_Stated exercise_
Resize the items starting at the line that contains "Itemize the components" and ending at the line that contains "candle-body xyxy=(223,362,239,397)". Write out every line again, the instruction wording included, with each bounding-box coordinate multiplied by 0.8 and rounded to a whole number (halves round up), and omit the pictures from your answer.

_Region boundary data_

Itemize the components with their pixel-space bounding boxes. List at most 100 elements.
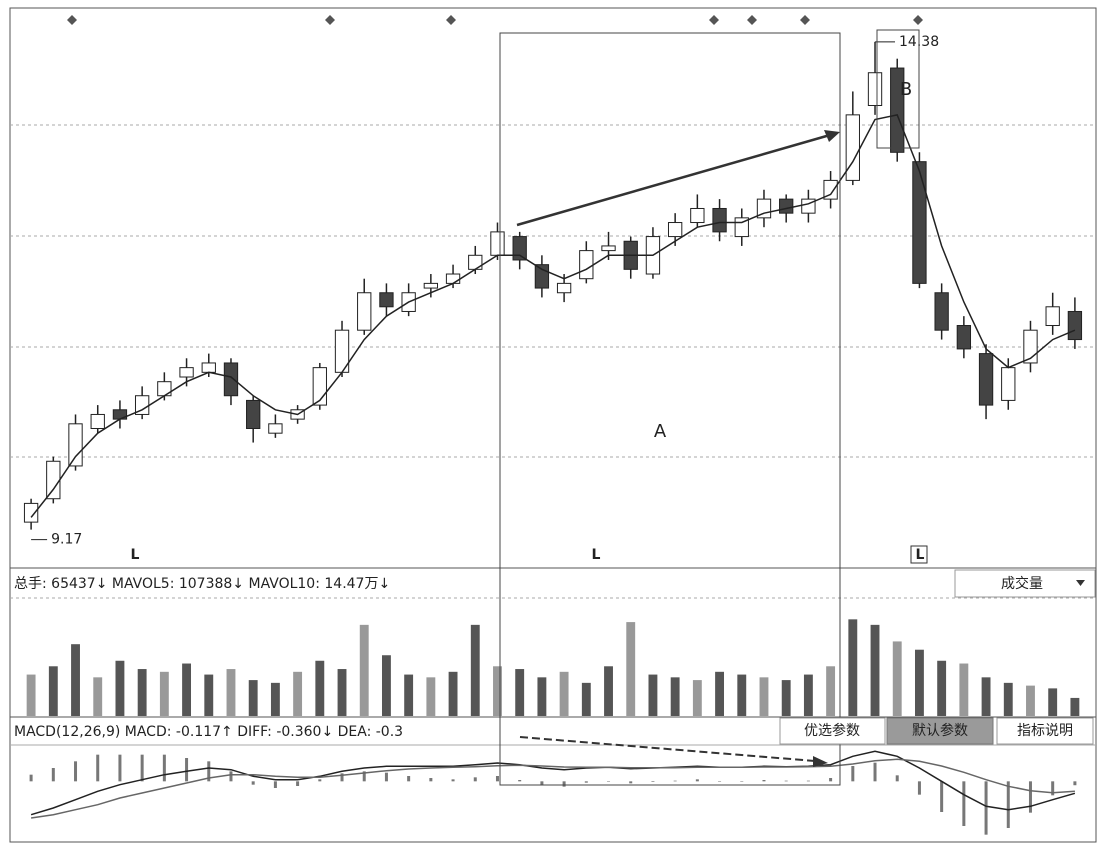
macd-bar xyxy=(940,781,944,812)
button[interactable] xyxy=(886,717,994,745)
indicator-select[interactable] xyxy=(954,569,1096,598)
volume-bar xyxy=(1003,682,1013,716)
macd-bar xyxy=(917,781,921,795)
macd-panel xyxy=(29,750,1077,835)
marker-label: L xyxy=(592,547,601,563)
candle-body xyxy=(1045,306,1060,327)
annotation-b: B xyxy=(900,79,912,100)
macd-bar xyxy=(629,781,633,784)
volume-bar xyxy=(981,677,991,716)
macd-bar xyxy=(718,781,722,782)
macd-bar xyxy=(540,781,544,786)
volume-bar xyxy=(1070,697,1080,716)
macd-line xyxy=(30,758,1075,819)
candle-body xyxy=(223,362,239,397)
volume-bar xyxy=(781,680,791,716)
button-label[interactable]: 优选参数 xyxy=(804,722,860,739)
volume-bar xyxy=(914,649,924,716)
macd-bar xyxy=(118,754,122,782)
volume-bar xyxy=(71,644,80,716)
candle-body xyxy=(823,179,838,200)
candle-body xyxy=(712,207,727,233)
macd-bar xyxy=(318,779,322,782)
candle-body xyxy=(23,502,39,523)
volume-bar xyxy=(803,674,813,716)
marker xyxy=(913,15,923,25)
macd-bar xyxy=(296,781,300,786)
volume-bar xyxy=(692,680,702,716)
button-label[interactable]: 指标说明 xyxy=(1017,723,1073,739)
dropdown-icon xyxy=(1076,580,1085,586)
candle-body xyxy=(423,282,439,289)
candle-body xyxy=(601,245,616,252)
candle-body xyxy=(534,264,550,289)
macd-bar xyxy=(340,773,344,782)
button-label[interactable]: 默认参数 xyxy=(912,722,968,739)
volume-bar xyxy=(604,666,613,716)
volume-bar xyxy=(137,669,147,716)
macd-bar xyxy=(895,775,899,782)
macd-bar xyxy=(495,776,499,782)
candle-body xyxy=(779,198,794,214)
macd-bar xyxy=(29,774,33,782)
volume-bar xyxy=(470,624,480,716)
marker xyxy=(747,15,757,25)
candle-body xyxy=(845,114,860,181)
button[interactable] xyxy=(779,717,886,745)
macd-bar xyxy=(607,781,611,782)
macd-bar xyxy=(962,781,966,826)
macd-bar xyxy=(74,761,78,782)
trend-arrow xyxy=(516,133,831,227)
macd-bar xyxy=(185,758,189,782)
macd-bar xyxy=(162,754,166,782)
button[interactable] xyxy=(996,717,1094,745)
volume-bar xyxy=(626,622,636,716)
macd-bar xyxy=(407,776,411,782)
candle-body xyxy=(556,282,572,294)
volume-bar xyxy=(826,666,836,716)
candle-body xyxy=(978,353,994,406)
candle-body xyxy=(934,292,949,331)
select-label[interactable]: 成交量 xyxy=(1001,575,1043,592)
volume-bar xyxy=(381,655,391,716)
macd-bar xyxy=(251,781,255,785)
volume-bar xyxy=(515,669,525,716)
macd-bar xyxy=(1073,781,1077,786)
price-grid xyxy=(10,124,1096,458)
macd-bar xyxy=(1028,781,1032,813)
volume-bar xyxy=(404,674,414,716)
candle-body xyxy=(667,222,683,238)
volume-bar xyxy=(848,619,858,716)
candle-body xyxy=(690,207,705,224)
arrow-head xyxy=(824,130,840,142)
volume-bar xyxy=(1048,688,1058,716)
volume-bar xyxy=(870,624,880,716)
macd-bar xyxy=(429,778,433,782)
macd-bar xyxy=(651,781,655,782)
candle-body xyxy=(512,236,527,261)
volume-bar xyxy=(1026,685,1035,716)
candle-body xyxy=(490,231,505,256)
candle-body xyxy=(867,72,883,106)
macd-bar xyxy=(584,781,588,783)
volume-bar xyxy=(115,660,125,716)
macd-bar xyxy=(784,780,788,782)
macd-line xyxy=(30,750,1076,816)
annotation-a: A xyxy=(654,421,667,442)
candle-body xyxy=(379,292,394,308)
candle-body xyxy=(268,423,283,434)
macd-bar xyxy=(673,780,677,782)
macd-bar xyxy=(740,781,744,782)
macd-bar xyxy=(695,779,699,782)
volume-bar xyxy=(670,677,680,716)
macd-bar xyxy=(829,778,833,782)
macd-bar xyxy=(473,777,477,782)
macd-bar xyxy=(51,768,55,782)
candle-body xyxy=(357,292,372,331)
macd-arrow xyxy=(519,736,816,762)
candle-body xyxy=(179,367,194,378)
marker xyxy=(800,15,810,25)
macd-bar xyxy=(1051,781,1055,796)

...

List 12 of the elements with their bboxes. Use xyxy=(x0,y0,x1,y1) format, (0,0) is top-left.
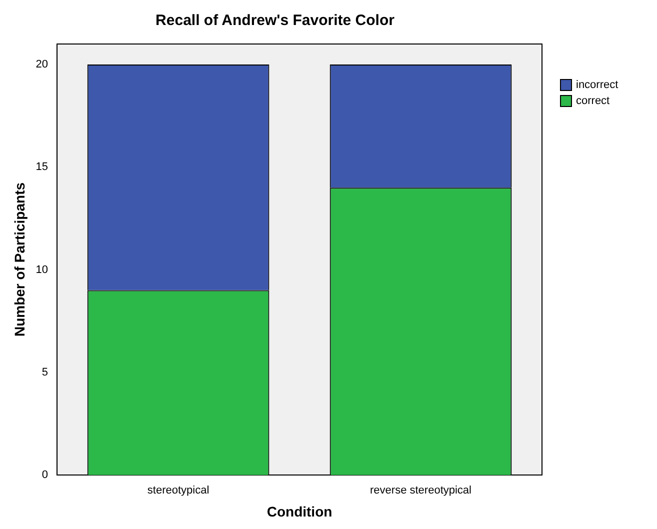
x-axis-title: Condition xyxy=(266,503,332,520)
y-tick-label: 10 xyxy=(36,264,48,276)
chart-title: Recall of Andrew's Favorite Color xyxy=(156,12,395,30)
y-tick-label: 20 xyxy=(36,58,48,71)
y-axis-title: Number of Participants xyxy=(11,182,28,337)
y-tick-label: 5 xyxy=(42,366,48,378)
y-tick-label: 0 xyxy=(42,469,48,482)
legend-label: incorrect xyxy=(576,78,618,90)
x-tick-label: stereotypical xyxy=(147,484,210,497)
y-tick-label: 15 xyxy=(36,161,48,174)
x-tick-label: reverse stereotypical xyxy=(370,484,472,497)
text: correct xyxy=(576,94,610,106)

_Answer to the problem_
Itemize the components with their pixel-space bounding boxes. List at most 100 elements.
macd-bar xyxy=(752,625,755,650)
button[interactable] xyxy=(709,574,795,596)
indicator-select[interactable] xyxy=(763,455,877,478)
volume-bar xyxy=(802,546,810,573)
macd-bar xyxy=(734,625,737,636)
macd-panel xyxy=(23,600,862,668)
marker-label: L xyxy=(474,438,481,450)
candle-body xyxy=(836,245,848,262)
annotation-b: B xyxy=(720,63,730,80)
macd-bar xyxy=(503,625,506,627)
volume-bar xyxy=(785,542,793,573)
macd-bar xyxy=(574,625,578,626)
macd-bar xyxy=(432,625,435,629)
volume-bar xyxy=(856,558,864,573)
macd-line xyxy=(24,606,860,655)
candle-body xyxy=(178,290,191,318)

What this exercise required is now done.